(Collected data)
──────
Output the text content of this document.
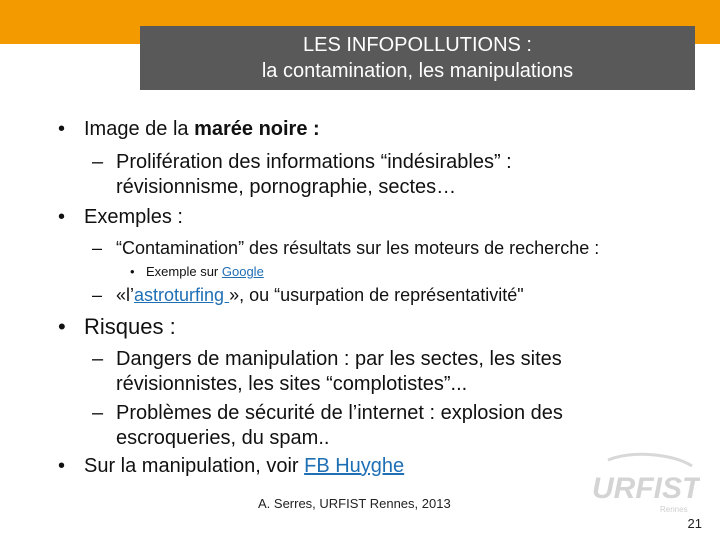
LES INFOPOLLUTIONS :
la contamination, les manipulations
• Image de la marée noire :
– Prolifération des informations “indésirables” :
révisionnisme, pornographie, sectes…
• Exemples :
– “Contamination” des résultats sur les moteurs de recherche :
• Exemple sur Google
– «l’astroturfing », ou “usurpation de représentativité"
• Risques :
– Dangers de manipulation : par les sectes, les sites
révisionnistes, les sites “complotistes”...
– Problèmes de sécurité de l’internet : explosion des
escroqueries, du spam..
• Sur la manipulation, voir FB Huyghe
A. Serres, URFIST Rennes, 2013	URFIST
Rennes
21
──────
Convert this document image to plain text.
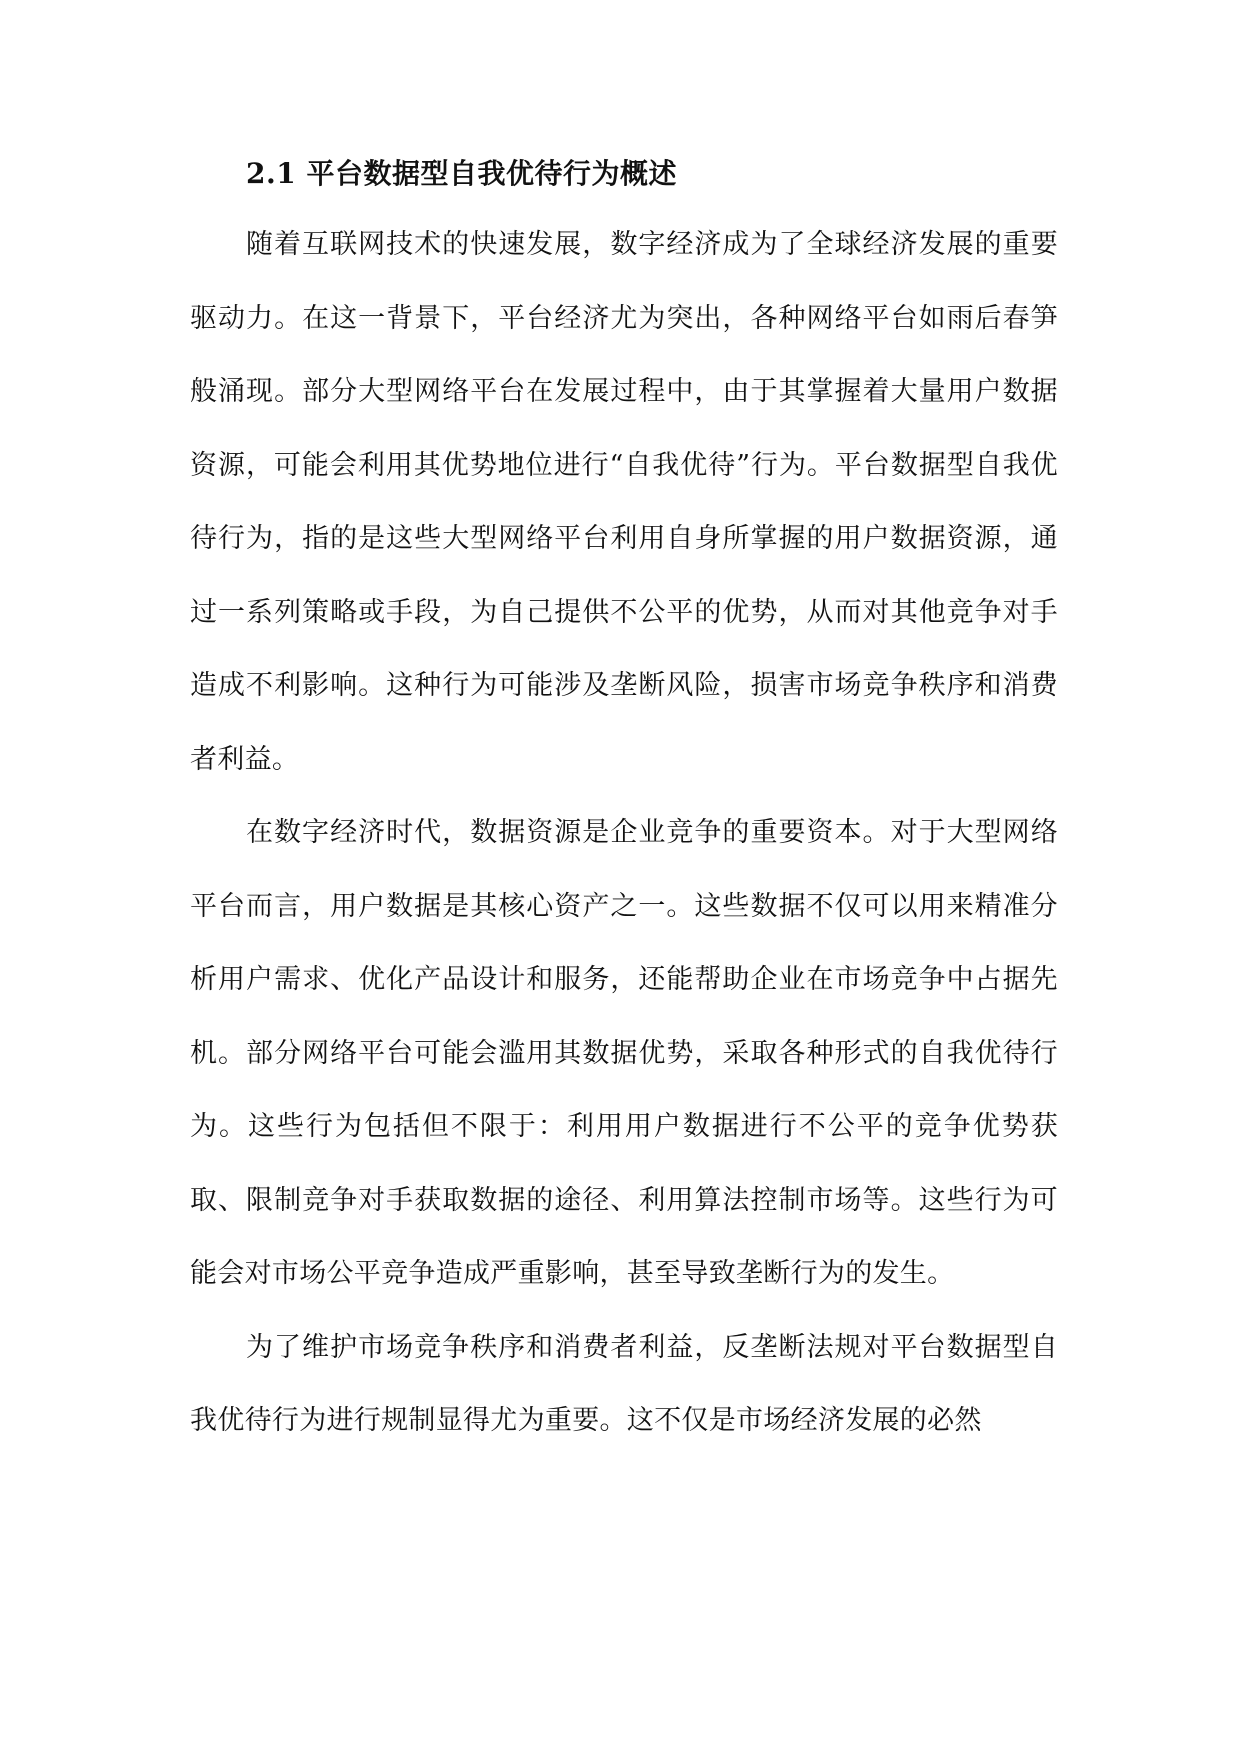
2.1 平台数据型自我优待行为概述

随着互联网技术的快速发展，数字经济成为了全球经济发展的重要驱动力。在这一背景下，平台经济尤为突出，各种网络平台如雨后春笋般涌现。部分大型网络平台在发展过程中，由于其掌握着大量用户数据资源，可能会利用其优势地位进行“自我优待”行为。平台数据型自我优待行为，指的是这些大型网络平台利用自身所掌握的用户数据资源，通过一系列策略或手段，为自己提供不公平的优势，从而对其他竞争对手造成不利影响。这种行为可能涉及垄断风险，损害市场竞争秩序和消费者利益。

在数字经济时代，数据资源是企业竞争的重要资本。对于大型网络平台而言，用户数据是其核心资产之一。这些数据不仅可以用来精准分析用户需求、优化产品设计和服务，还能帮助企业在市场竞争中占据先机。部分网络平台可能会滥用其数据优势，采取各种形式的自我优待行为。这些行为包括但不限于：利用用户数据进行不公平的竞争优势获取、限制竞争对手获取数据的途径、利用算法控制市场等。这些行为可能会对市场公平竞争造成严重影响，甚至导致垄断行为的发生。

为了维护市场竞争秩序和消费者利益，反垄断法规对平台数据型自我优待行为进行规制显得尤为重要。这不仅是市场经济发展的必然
──────
STATED EXERCISE: Select all lines with the word "Rennes" from the entries above.

THE REPLY:
A. Serres, URFIST Rennes, 2013	URFIST
Rennes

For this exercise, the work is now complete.